* **Entries**:
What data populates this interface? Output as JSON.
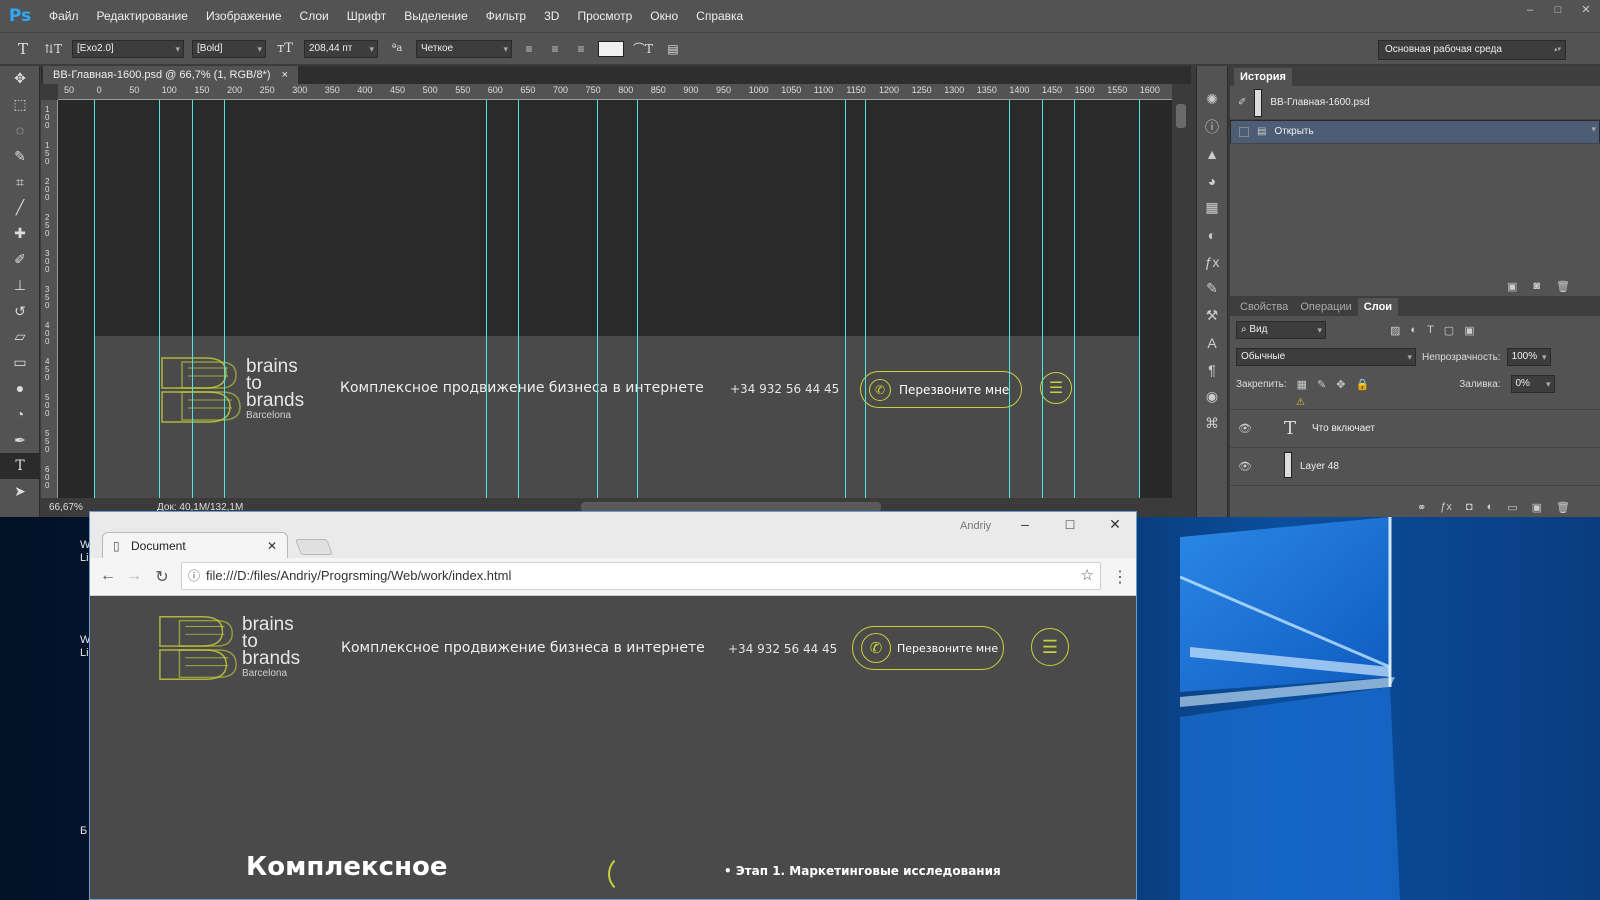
{
  "desktop": {
    "icon_labels": [
      "W\nLi",
      "W\nLi",
      "Б"
    ]
  },
  "photoshop": {
    "logo": "Ps",
    "menu": [
      "Файл",
      "Редактирование",
      "Изображение",
      "Слои",
      "Шрифт",
      "Выделение",
      "Фильтр",
      "3D",
      "Просмотр",
      "Окно",
      "Справка"
    ],
    "window_controls": [
      "–",
      "□",
      "✕"
    ],
    "options": {
      "font_family": "[Exo2.0]",
      "font_style": "[Bold]",
      "font_size": "208,44 пт",
      "antialias": "Четкое",
      "label_3d": "3D",
      "workspace": "Основная рабочая среда"
    },
    "doc_tab": "BB-Главная-1600.psd @ 66,7% (1, RGB/8*)",
    "doc_tab_close": "×",
    "ruler_h": [
      "50",
      "0",
      "50",
      "100",
      "150",
      "200",
      "250",
      "300",
      "350",
      "400",
      "450",
      "500",
      "550",
      "600",
      "650",
      "700",
      "750",
      "800",
      "850",
      "900",
      "950",
      "1000",
      "1050",
      "1100",
      "1150",
      "1200",
      "1250",
      "1300",
      "1350",
      "1400",
      "1450",
      "1500",
      "1550",
      "1600"
    ],
    "ruler_v": [
      "100",
      "150",
      "200",
      "250",
      "300",
      "350",
      "400",
      "450",
      "500",
      "550",
      "600"
    ],
    "status": {
      "zoom": "66,67%",
      "doc": "Док: 40,1M/132,1M"
    },
    "canvas_header": {
      "brand_lines": [
        "brains",
        "to",
        "brands"
      ],
      "city": "Barcelona",
      "tagline": "Комплексное продвижение бизнеса в интернете",
      "phone": "+34 932 56 44 45",
      "call_button": "Перезвоните мне"
    },
    "history_panel": {
      "tab": "История",
      "snapshot": "BB-Главная-1600.psd",
      "items": [
        "Открыть"
      ]
    },
    "layers_panel": {
      "tabs": [
        "Свойства",
        "Операции",
        "Слои"
      ],
      "active_tab": "Слои",
      "filter": "Вид",
      "blend_mode": "Обычные",
      "opacity_label": "Непрозрачность:",
      "opacity": "100%",
      "lock_label": "Закрепить:",
      "fill_label": "Заливка:",
      "fill": "0%",
      "layers": [
        {
          "name": "Что включает",
          "kind": "text"
        },
        {
          "name": "Layer 48",
          "kind": "pixel"
        }
      ]
    }
  },
  "browser": {
    "tab_title": "Document",
    "tab_close": "✕",
    "user": "Andriy",
    "controls": [
      "–",
      "□",
      "✕"
    ],
    "url": "file:///D:/files/Andriy/Progrsming/Web/work/index.html",
    "page": {
      "brand_lines": [
        "brains",
        "to",
        "brands"
      ],
      "city": "Barcelona",
      "tagline": "Комплексное продвижение бизнеса в интернете",
      "phone": "+34 932 56 44 45",
      "call_button": "Перезвоните мне",
      "section_heading": "Комплексное",
      "step_item": "Этап 1. Маркетинговые исследования"
    }
  },
  "colors": {
    "accent": "#c7d13b",
    "guide": "#4fe3e3",
    "ps_panel": "#535353",
    "site_bg": "#4a4a4a"
  }
}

* **Challenge**: Repeat each record exactly, with the pictures left out.

* **Result**:
What data populates this interface? Output as JSON.
{
  "desktop": {
    "icon_labels": [
      "W\nLi",
      "W\nLi",
      "Б"
    ]
  },
  "photoshop": {
    "logo": "Ps",
    "menu": [
      "Файл",
      "Редактирование",
      "Изображение",
      "Слои",
      "Шрифт",
      "Выделение",
      "Фильтр",
      "3D",
      "Просмотр",
      "Окно",
      "Справка"
    ],
    "window_controls": [
      "–",
      "□",
      "✕"
    ],
    "options": {
      "font_family": "[Exo2.0]",
      "font_style": "[Bold]",
      "font_size": "208,44 пт",
      "antialias": "Четкое",
      "label_3d": "3D",
      "workspace": "Основная рабочая среда"
    },
    "doc_tab": "BB-Главная-1600.psd @ 66,7% (1, RGB/8*)",
    "doc_tab_close": "×",
    "ruler_h": [
      "50",
      "0",
      "50",
      "100",
      "150",
      "200",
      "250",
      "300",
      "350",
      "400",
      "450",
      "500",
      "550",
      "600",
      "650",
      "700",
      "750",
      "800",
      "850",
      "900",
      "950",
      "1000",
      "1050",
      "1100",
      "1150",
      "1200",
      "1250",
      "1300",
      "1350",
      "1400",
      "1450",
      "1500",
      "1550",
      "1600"
    ],
    "ruler_v": [
      "100",
      "150",
      "200",
      "250",
      "300",
      "350",
      "400",
      "450",
      "500",
      "550",
      "600"
    ],
    "status": {
      "zoom": "66,67%",
      "doc": "Док: 40,1M/132,1M"
    },
    "canvas_header": {
      "brand_lines": [
        "brains",
        "to",
        "brands"
      ],
      "city": "Barcelona",
      "tagline": "Комплексное продвижение бизнеса в интернете",
      "phone": "+34 932 56 44 45",
      "call_button": "Перезвоните мне"
    },
    "history_panel": {
      "tab": "История",
      "snapshot": "BB-Главная-1600.psd",
      "items": [
        "Открыть"
      ]
    },
    "layers_panel": {
      "tabs": [
        "Свойства",
        "Операции",
        "Слои"
      ],
      "active_tab": "Слои",
      "filter": "Вид",
      "blend_mode": "Обычные",
      "opacity_label": "Непрозрачность:",
      "opacity": "100%",
      "lock_label": "Закрепить:",
      "fill_label": "Заливка:",
      "fill": "0%",
      "layers": [
        {
          "name": "Что включает",
          "kind": "text"
        },
        {
          "name": "Layer 48",
          "kind": "pixel"
        }
      ]
    }
  },
  "browser": {
    "tab_title": "Document",
    "tab_close": "✕",
    "user": "Andriy",
    "controls": [
      "–",
      "□",
      "✕"
    ],
    "url": "file:///D:/files/Andriy/Progrsming/Web/work/index.html",
    "page": {
      "brand_lines": [
        "brains",
        "to",
        "brands"
      ],
      "city": "Barcelona",
      "tagline": "Комплексное продвижение бизнеса в интернете",
      "phone": "+34 932 56 44 45",
      "call_button": "Перезвоните мне",
      "section_heading": "Комплексное",
      "step_item": "Этап 1. Маркетинговые исследования"
    }
  },
  "colors": {
    "accent": "#c7d13b",
    "guide": "#4fe3e3",
    "ps_panel": "#535353",
    "site_bg": "#4a4a4a"
  }
}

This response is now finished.